[Recorded data]

^^^^^^^^^^^^^^^^

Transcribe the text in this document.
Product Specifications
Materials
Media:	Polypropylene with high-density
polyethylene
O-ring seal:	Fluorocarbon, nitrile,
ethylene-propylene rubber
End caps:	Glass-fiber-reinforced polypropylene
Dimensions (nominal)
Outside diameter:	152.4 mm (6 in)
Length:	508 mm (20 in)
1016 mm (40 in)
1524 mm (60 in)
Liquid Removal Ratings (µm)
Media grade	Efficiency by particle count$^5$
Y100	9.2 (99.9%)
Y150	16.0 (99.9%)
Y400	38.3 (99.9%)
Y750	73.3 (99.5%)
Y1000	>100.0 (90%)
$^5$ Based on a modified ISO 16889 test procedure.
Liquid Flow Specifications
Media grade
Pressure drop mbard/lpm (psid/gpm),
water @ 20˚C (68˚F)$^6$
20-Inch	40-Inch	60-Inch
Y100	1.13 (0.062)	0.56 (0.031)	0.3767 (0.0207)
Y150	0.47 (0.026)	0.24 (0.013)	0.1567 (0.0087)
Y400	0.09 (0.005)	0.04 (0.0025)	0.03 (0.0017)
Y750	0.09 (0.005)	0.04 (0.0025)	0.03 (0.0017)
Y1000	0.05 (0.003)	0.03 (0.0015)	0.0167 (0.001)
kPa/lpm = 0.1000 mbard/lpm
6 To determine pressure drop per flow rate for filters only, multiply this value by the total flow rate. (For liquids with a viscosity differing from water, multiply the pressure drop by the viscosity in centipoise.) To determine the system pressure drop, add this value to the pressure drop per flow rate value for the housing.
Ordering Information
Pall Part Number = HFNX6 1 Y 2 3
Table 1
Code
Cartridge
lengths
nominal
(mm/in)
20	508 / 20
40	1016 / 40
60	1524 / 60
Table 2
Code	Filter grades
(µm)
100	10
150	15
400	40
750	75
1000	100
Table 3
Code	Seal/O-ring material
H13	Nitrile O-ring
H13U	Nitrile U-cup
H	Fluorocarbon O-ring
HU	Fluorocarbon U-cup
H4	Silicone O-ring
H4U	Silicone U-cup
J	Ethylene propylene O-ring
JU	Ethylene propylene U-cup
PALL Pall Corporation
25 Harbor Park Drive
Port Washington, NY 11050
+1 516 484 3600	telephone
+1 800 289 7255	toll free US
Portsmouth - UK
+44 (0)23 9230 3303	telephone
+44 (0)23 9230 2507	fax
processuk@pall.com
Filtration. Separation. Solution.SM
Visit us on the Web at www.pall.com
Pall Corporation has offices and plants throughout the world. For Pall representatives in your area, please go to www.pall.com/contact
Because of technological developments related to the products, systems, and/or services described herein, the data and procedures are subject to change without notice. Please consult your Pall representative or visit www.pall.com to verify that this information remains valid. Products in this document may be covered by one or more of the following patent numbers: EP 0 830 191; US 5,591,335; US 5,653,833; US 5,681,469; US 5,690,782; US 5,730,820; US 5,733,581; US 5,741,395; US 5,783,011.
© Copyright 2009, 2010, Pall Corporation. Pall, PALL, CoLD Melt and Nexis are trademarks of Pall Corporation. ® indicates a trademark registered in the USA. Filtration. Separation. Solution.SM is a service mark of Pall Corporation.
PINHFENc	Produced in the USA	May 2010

^^^^^^^^^^^^^^^^

# What needs to be done:
Write every record out again, unaltered.

# Response to the task:
Transcribe the text in this document.
Product Specifications
Materials
Media:	Polypropylene with high-density
polyethylene
O-ring seal:	Fluorocarbon, nitrile,
ethylene-propylene rubber
End caps:	Glass-fiber-reinforced polypropylene
Dimensions (nominal)
Outside diameter:	152.4 mm (6 in)
Length:	508 mm (20 in)
1016 mm (40 in)
1524 mm (60 in)
Liquid Removal Ratings (µm)
Media grade	Efficiency by particle count$^5$
Y100	9.2 (99.9%)
Y150	16.0 (99.9%)
Y400	38.3 (99.9%)
Y750	73.3 (99.5%)
Y1000	>100.0 (90%)
$^5$ Based on a modified ISO 16889 test procedure.
Liquid Flow Specifications
Media grade
Pressure drop mbard/lpm (psid/gpm),
water @ 20˚C (68˚F)$^6$
20-Inch	40-Inch	60-Inch
Y100	1.13 (0.062)	0.56 (0.031)	0.3767 (0.0207)
Y150	0.47 (0.026)	0.24 (0.013)	0.1567 (0.0087)
Y400	0.09 (0.005)	0.04 (0.0025)	0.03 (0.0017)
Y750	0.09 (0.005)	0.04 (0.0025)	0.03 (0.0017)
Y1000	0.05 (0.003)	0.03 (0.0015)	0.0167 (0.001)
kPa/lpm = 0.1000 mbard/lpm
6 To determine pressure drop per flow rate for filters only, multiply this value by the total flow rate. (For liquids with a viscosity differing from water, multiply the pressure drop by the viscosity in centipoise.) To determine the system pressure drop, add this value to the pressure drop per flow rate value for the housing.
Ordering Information
Pall Part Number = HFNX6 1 Y 2 3
Table 1
Code
Cartridge
lengths
nominal
(mm/in)
20	508 / 20
40	1016 / 40
60	1524 / 60
Table 2
Code	Filter grades
(µm)
100	10
150	15
400	40
750	75
1000	100
Table 3
Code	Seal/O-ring material
H13	Nitrile O-ring
H13U	Nitrile U-cup
H	Fluorocarbon O-ring
HU	Fluorocarbon U-cup
H4	Silicone O-ring
H4U	Silicone U-cup
J	Ethylene propylene O-ring
JU	Ethylene propylene U-cup
PALL Pall Corporation
25 Harbor Park Drive
Port Washington, NY 11050
+1 516 484 3600	telephone
+1 800 289 7255	toll free US
Portsmouth - UK
+44 (0)23 9230 3303	telephone
+44 (0)23 9230 2507	fax
processuk@pall.com
Filtration. Separation. Solution.SM
Visit us on the Web at www.pall.com
Pall Corporation has offices and plants throughout the world. For Pall representatives in your area, please go to www.pall.com/contact
Because of technological developments related to the products, systems, and/or services described herein, the data and procedures are subject to change without notice. Please consult your Pall representative or visit www.pall.com to verify that this information remains valid. Products in this document may be covered by one or more of the following patent numbers: EP 0 830 191; US 5,591,335; US 5,653,833; US 5,681,469; US 5,690,782; US 5,730,820; US 5,733,581; US 5,741,395; US 5,783,011.
© Copyright 2009, 2010, Pall Corporation. Pall, PALL, CoLD Melt and Nexis are trademarks of Pall Corporation. ® indicates a trademark registered in the USA. Filtration. Separation. Solution.SM is a service mark of Pall Corporation.
PINHFENc	Produced in the USA	May 2010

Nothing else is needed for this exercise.